### Excerpt provided
###

# Bolt cutters



## Molly77 (Feb 10, 2014)

I was anxiously awaiting my new 36 in black rhino bolt cutters. They finally got here and I think they are a little more then I can handle! Prob return and order the 24 inch. What cutters are your fav? And do they cut the 50 mm?


----------



## PropPresPro (Apr 12, 2012)

I carry 2 different ones on the truck, 36" and 18" and if they can't cut it, I have a battery powered 4" grinder with a metal cutting disc that will!


----------



## Zuse (Nov 17, 2012)

PropPresPro said:


> I carry 2 different ones on the truck, 36" and 18" and if they can't cut it, I have a battery powered 4" grinder with a metal cutting disc that will!



Battery powered grinder is the only way to go... no need to carry bolt cutters any longer.


----------



## BamaPPC (May 7, 2012)

if you are having trouble cutting a padlock....cut the hasp or chain. much easier. :thumbsup:

battery operated sawsall makes quick work of a hasp.


----------



## Molly77 (Feb 10, 2014)

Hmmm..does that mean I need' a new toy?:thumbup:


----------



## PropPresPro (Apr 12, 2012)

New toys are always a "need".
I would pass on the Crapsman one though!

I switched from 18V DeWalt to Makita LXT a few years ago and am amazed at how they perform in comparison.


----------



## Molly77 (Feb 10, 2014)

PropPresPro said:


> New toys are always a "need".
> I would pass on the Crapsman one though!
> 
> I switched from 18V DeWalt to Makita LXT a few years ago and am amazed at how they perform in comparison.


Yea,...it's hard to switch right now when all our other tools are craftsman..keeping and charging diff batteries


----------



## thanohano44 (Aug 5, 2012)

Molly77 said:


> Yea,...it's hard to switch right now when all our other tools are craftsman..keeping and charging diff batteries



Crapsman tools will break shortly.


----------



## mtmtnman (May 1, 2012)

I run a full set of Craftsman L-Ion 12V tools and have no issues. Only 2 companies make L-Ion batteries. I have a Dewalt hammer drill for sale. They want $75 each for batteries!!! It is 2 years old. SCREW THAT!!!!!


----------



## ADP LLC (May 15, 2012)

mtmtnman said:


> I run a full set of Craftsman L-Ion 12V tools and have no issues. Only 2 companies make L-Ion batteries. I have a Dewalt hammer drill for sale. They want $75 each for batteries!!! It is 2 years old. SCREW THAT!!!!!


What are you asking for that hammer drill? Is it the 20v?


----------



## mtmtnman (May 1, 2012)

ADP LLC said:


> What are you asking for that hammer drill? Is it the 20v?

###

Items from a dataset
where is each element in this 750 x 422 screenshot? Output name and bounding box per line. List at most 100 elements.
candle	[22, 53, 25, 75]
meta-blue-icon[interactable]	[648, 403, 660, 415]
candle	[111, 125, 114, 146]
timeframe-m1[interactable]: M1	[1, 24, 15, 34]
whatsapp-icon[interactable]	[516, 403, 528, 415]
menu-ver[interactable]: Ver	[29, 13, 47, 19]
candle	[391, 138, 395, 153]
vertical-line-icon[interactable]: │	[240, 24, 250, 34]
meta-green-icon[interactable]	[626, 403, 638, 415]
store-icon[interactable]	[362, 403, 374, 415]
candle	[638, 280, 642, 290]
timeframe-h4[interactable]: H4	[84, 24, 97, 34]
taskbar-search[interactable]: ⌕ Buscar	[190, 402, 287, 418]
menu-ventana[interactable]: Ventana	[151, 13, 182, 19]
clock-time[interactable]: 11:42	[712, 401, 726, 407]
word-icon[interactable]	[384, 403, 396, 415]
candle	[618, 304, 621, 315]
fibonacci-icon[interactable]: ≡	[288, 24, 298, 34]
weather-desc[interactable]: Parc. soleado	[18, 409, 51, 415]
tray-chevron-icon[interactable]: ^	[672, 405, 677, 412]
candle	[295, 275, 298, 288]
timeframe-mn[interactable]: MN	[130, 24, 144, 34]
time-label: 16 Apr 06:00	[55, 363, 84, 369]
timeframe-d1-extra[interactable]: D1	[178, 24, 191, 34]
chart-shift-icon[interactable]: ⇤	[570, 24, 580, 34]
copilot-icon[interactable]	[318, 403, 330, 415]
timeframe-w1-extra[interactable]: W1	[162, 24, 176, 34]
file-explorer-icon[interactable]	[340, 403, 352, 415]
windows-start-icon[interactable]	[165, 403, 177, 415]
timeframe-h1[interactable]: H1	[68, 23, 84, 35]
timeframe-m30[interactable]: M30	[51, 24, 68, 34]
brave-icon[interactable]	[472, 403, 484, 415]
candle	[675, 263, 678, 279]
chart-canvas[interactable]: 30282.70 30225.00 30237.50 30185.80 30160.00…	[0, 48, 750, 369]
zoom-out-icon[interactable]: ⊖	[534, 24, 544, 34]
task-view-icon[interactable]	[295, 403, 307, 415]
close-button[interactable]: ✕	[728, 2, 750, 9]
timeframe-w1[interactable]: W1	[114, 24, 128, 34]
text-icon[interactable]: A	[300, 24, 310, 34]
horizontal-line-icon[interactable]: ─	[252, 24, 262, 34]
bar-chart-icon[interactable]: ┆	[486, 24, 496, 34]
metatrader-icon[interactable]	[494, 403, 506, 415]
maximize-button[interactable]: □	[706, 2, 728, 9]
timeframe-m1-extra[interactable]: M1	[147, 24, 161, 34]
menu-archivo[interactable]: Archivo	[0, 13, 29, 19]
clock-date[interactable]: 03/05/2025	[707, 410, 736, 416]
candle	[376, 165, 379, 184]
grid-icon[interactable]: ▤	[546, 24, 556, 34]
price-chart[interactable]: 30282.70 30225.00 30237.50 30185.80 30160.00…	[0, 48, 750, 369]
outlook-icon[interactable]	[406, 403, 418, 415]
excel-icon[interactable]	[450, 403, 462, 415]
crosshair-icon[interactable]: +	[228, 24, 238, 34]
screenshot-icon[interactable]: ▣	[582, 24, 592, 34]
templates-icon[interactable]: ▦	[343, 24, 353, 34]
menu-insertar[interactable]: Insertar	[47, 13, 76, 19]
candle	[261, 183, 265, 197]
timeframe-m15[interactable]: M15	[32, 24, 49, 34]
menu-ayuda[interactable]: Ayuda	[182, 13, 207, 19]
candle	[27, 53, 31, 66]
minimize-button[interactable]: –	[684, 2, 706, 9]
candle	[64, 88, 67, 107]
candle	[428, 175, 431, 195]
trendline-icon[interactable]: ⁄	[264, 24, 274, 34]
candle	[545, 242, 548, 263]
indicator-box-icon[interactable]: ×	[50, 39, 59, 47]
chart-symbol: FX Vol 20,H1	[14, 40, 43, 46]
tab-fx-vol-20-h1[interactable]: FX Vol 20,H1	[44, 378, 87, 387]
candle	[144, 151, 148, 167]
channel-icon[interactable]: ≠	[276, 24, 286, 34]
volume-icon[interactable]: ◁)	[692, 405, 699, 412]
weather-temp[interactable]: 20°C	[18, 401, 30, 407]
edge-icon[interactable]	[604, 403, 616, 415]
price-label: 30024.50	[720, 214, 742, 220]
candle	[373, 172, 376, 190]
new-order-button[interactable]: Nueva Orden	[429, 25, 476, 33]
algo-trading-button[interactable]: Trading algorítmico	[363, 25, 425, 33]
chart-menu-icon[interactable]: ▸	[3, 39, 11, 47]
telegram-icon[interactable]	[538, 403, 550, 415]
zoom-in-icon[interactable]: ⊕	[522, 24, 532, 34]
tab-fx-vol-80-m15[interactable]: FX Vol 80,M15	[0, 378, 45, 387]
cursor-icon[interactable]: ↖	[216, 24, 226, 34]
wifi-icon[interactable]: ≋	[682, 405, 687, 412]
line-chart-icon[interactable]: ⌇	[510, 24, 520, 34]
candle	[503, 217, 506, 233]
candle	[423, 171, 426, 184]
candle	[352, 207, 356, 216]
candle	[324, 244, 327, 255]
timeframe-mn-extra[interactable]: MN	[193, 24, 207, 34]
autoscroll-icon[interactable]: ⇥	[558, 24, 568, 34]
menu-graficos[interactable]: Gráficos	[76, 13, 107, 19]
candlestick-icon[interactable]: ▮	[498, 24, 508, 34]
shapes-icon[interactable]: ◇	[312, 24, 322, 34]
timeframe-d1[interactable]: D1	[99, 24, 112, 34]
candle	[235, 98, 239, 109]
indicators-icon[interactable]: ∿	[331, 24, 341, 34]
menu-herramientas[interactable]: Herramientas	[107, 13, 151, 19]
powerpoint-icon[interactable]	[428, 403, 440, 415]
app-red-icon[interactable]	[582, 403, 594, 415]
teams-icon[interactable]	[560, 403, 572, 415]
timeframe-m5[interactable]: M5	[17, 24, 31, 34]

###

### What this task involves
Continue the forum thread about bolt cutters, beginning with the reply that mtmtnman posts beneath the quoted question.

### Output for this task
18 volt. I'll have to dig it out of the garage. Not sure where it's at at the moment.....


----------



## Gypsos (Apr 30, 2012)

This one will blow your minds...

I still use the $125 Ryobi 18v tool set I bought in 1996 when I started doing metal stud framing. I have gone through several sets of batteries, a couple of chargers and have added other tools such as the staple gun, grinder and impact driver, but they still keep going. 

I take very good care of my tools and do not abuse them. 

Guys used to give me crap about how their more expensive tools were so much better, and I would laugh and ask how many $600 sets of DeWalt tools had they replaced because they had been stolen? That usually shut them up.:thumbsup:


----------



## ADP LLC (May 15, 2012)

mtmtnman said:


> 18 volt. I'll have to dig it out of the garage. Not sure where it's at at the moment.....


Oh nevermind, I've got the Dewalt 20v drill and impact set. Been looking to add the hammer drill if I could get a deal on it.


----------



## ADP LLC (May 15, 2012)

Gypsos said:


> This one will blow your minds...
> 
> I still use the $125 Ryobi 18v tool set I bought in 1996 when I started doing metal stud framing. I have gone through several sets of batteries, a couple of chargers and have added other tools such as the staple gun, grinder and impact driver, but they still keep going.
> 
> ...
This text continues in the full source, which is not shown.